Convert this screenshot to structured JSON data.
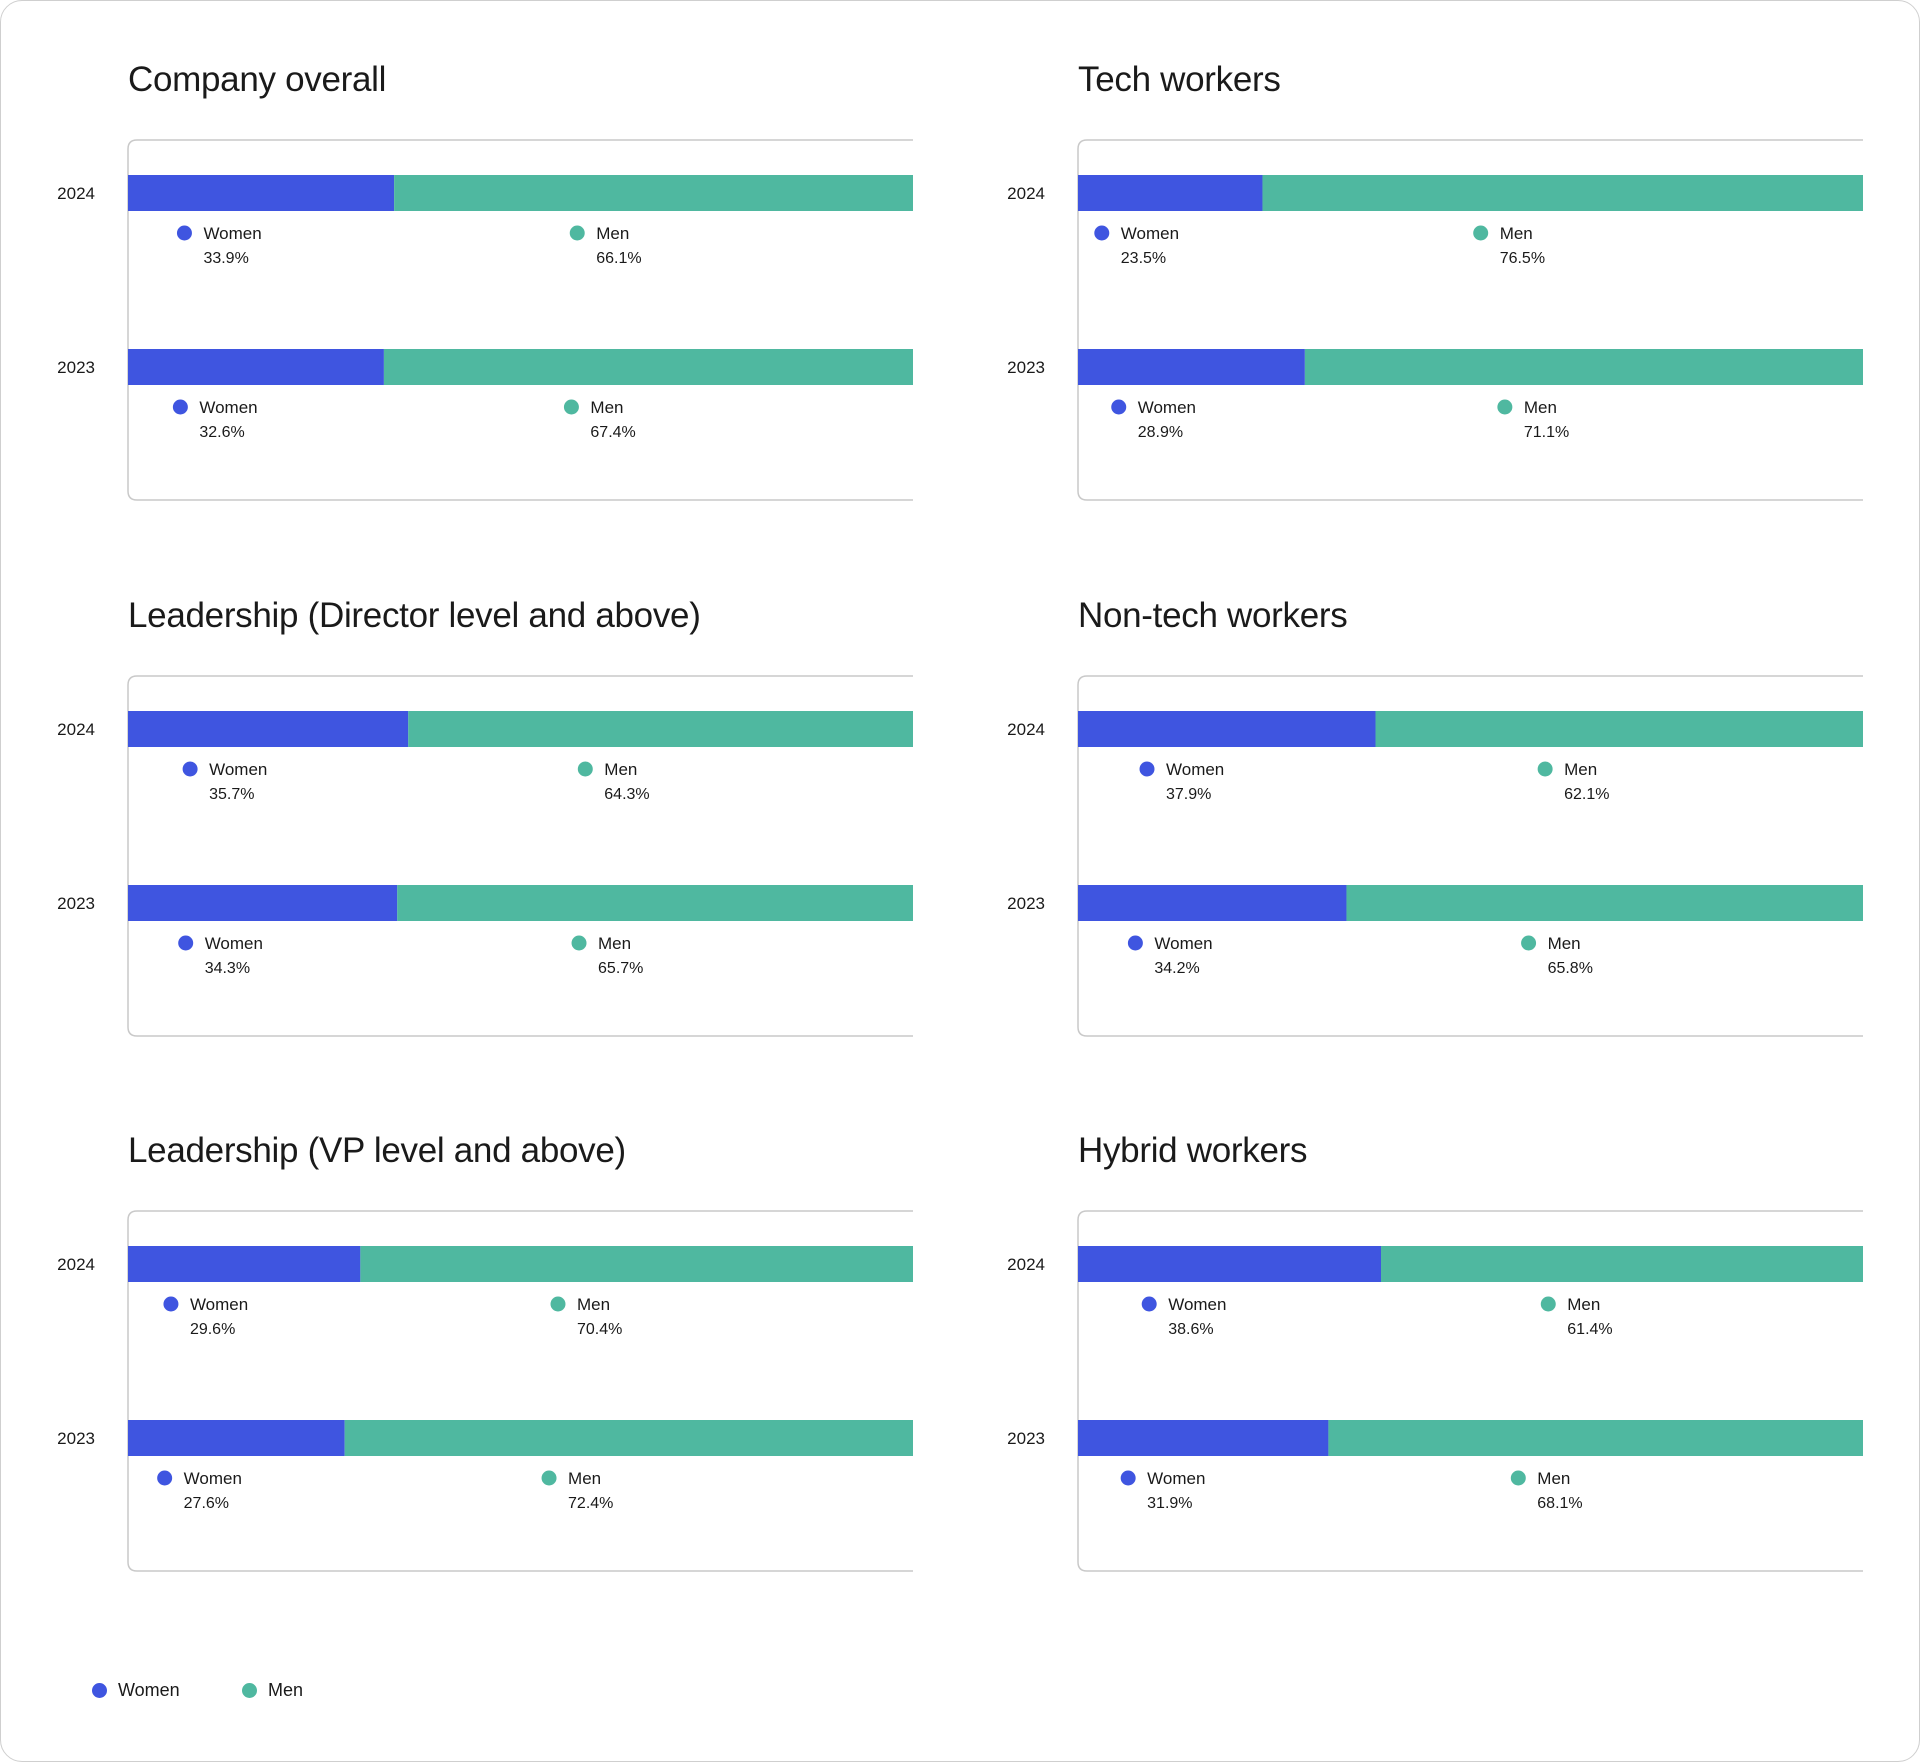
{
  "colors": {
    "women": "#3f55e0",
    "men": "#4fb8a0",
    "frame": "#c9c9c9",
    "text": "#1a1a1a"
  },
  "legend": {
    "women_label": "Women",
    "men_label": "Men"
  },
  "chart_data": [
    {
      "type": "bar",
      "orientation": "horizontal-stacked-100",
      "title": "Company overall",
      "categories": [
        "2024",
        "2023"
      ],
      "series": [
        {
          "name": "Women",
          "values": [
            33.9,
            32.6
          ]
        },
        {
          "name": "Men",
          "values": [
            66.1,
            67.4
          ]
        }
      ],
      "value_labels": {
        "Women": [
          "33.9%",
          "32.6%"
        ],
        "Men": [
          "66.1%",
          "67.4%"
        ]
      },
      "xlim": [
        0,
        100
      ],
      "grid": false,
      "legend_position": "bottom-left"
    },
    {
      "type": "bar",
      "orientation": "horizontal-stacked-100",
      "title": "Tech workers",
      "categories": [
        "2024",
        "2023"
      ],
      "series": [
        {
          "name": "Women",
          "values": [
            23.5,
            28.9
          ]
        },
        {
          "name": "Men",
          "values": [
            76.5,
            71.1
          ]
        }
      ],
      "value_labels": {
        "Women": [
          "23.5%",
          "28.9%"
        ],
        "Men": [
          "76.5%",
          "71.1%"
        ]
      },
      "xlim": [
        0,
        100
      ],
      "grid": false,
      "legend_position": "bottom-left"
    },
    {
      "type": "bar",
      "orientation": "horizontal-stacked-100",
      "title": "Leadership (Director level and above)",
      "categories": [
        "2024",
        "2023"
      ],
      "series": [
        {
          "name": "Women",
          "values": [
            35.7,
            34.3
          ]
        },
        {
          "name": "Men",
          "values": [
            64.3,
            65.7
          ]
        }
      ],
      "value_labels": {
        "Women": [
          "35.7%",
          "34.3%"
        ],
        "Men": [
          "64.3%",
          "65.7%"
        ]
      },
      "xlim": [
        0,
        100
      ],
      "grid": false,
      "legend_position": "bottom-left"
    },
    {
      "type": "bar",
      "orientation": "horizontal-stacked-100",
      "title": "Non-tech workers",
      "categories": [
        "2024",
        "2023"
      ],
      "series": [
        {
          "name": "Women",
          "values": [
            37.9,
            34.2
          ]
        },
        {
          "name": "Men",
          "values": [
            62.1,
            65.8
          ]
        }
      ],
      "value_labels": {
        "Women": [
          "37.9%",
          "34.2%"
        ],
        "Men": [
          "62.1%",
          "65.8%"
        ]
      },
      "xlim": [
        0,
        100
      ],
      "grid": false,
      "legend_position": "bottom-left"
    },
    {
      "type": "bar",
      "orientation": "horizontal-stacked-100",
      "title": "Leadership (VP level and above)",
      "categories": [
        "2024",
        "2023"
      ],
      "series": [
        {
          "name": "Women",
          "values": [
            29.6,
            27.6
          ]
        },
        {
          "name": "Men",
          "values": [
            70.4,
            72.4
          ]
        }
      ],
      "value_labels": {
        "Women": [
          "29.6%",
          "27.6%"
        ],
        "Men": [
          "70.4%",
          "72.4%"
        ]
      },
      "xlim": [
        0,
        100
      ],
      "grid": false,
      "legend_position": "bottom-left"
    },
    {
      "type": "bar",
      "orientation": "horizontal-stacked-100",
      "title": "Hybrid workers",
      "categories": [
        "2024",
        "2023"
      ],
      "series": [
        {
          "name": "Women",
          "values": [
            38.6,
            31.9
          ]
        },
        {
          "name": "Men",
          "values": [
            61.4,
            68.1
          ]
        }
      ],
      "value_labels": {
        "Women": [
          "38.6%",
          "31.9%"
        ],
        "Men": [
          "61.4%",
          "68.1%"
        ]
      },
      "xlim": [
        0,
        100
      ],
      "grid": false,
      "legend_position": "bottom-left"
    }
  ]
}
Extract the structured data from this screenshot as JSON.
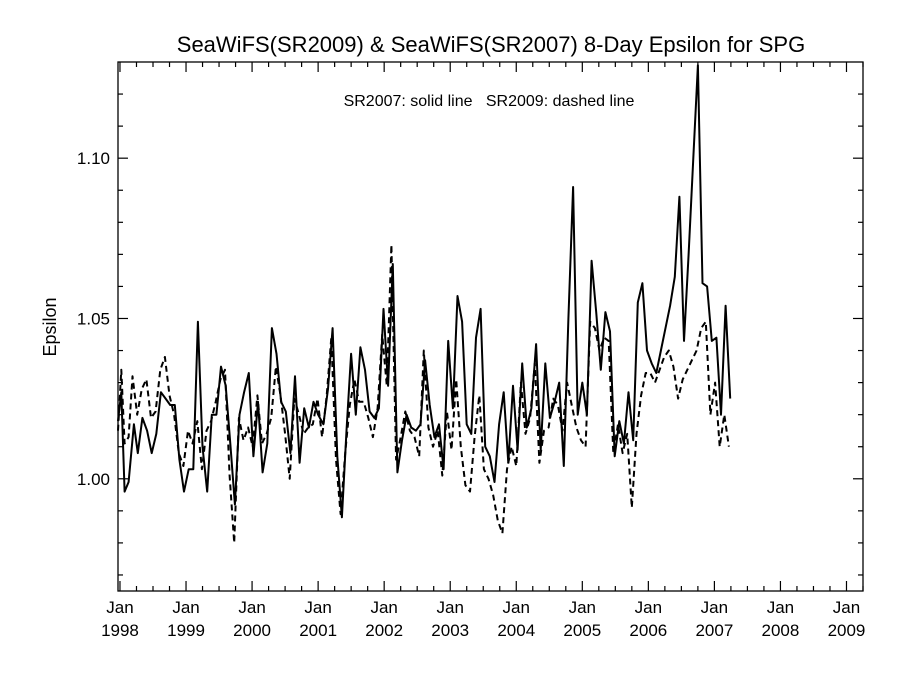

*STATED GOAL*:
Leave the pictures out and print the records above exactly as they stand.

*THE REPLY*:
Convert this screenshot to structured JSON data.
{
  "colors": {
    "women": "#3f55e0",
    "men": "#4fb8a0",
    "frame": "#c9c9c9",
    "text": "#1a1a1a"
  },
  "legend": {
    "women_label": "Women",
    "men_label": "Men"
  },
  "chart_data": [
    {
      "type": "bar",
      "orientation": "horizontal-stacked-100",
      "title": "Company overall",
      "categories": [
        "2024",
        "2023"
      ],
      "series": [
        {
          "name": "Women",
          "values": [
            33.9,
            32.6
          ]
        },
        {
          "name": "Men",
          "values": [
            66.1,
            67.4
          ]
        }
      ],
      "value_labels": {
        "Women": [
          "33.9%",
          "32.6%"
        ],
        "Men": [
          "66.1%",
          "67.4%"
        ]
      },
      "xlim": [
        0,
        100
      ],
      "grid": false,
      "legend_position": "bottom-left"
    },
    {
      "type": "bar",
      "orientation": "horizontal-stacked-100",
      "title": "Tech workers",
      "categories": [
        "2024",
        "2023"
      ],
      "series": [
        {
          "name": "Women",
          "values": [
            23.5,
            28.9
          ]
        },
        {
          "name": "Men",
          "values": [
            76.5,
            71.1
          ]
        }
      ],
      "value_labels": {
        "Women": [
          "23.5%",
          "28.9%"
        ],
        "Men": [
          "76.5%",
          "71.1%"
        ]
      },
      "xlim": [
        0,
        100
      ],
      "grid": false,
      "legend_position": "bottom-left"
    },
    {
      "type": "bar",
      "orientation": "horizontal-stacked-100",
      "title": "Leadership (Director level and above)",
      "categories": [
        "2024",
        "2023"
      ],
      "series": [
        {
          "name": "Women",
          "values": [
            35.7,
            34.3
          ]
        },
        {
          "name": "Men",
          "values": [
            64.3,
            65.7
          ]
        }
      ],
      "value_labels": {
        "Women": [
          "35.7%",
          "34.3%"
        ],
        "Men": [
          "64.3%",
          "65.7%"
        ]
      },
      "xlim": [
        0,
        100
      ],
      "grid": false,
      "legend_position": "bottom-left"
    },
    {
      "type": "bar",
      "orientation": "horizontal-stacked-100",
      "title": "Non-tech workers",
      "categories": [
        "2024",
        "2023"
      ],
      "series": [
        {
          "name": "Women",
          "values": [
            37.9,
            34.2
          ]
        },
        {
          "name": "Men",
          "values": [
            62.1,
            65.8
          ]
        }
      ],
      "value_labels": {
        "Women": [
          "37.9%",
          "34.2%"
        ],
        "Men": [
          "62.1%",
          "65.8%"
        ]
      },
      "xlim": [
        0,
        100
      ],
      "grid": false,
      "legend_position": "bottom-left"
    },
    {
      "type": "bar",
      "orientation": "horizontal-stacked-100",
      "title": "Leadership (VP level and above)",
      "categories": [
        "2024",
        "2023"
      ],
      "series": [
        {
          "name": "Women",
          "values": [
            29.6,
            27.6
          ]
        },
        {
          "name": "Men",
          "values": [
            70.4,
            72.4
          ]
        }
      ],
      "value_labels": {
        "Women": [
          "29.6%",
          "27.6%"
        ],
        "Men": [
          "70.4%",
          "72.4%"
        ]
      },
      "xlim": [
        0,
        100
      ],
      "grid": false,
      "legend_position": "bottom-left"
    },
    {
      "type": "bar",
      "orientation": "horizontal-stacked-100",
      "title": "Hybrid workers",
      "categories": [
        "2024",
        "2023"
      ],
      "series": [
        {
          "name": "Women",
          "values": [
            38.6,
            31.9
          ]
        },
        {
          "name": "Men",
          "values": [
            61.4,
            68.1
          ]
        }
      ],
      "value_labels": {
        "Women": [
          "38.6%",
          "31.9%"
        ],
        "Men": [
          "61.4%",
          "68.1%"
        ]
      },
      "xlim": [
        0,
        100
      ],
      "grid": false,
      "legend_position": "bottom-left"
    }
  ]
}
Extract the structured data from this screenshot as JSON.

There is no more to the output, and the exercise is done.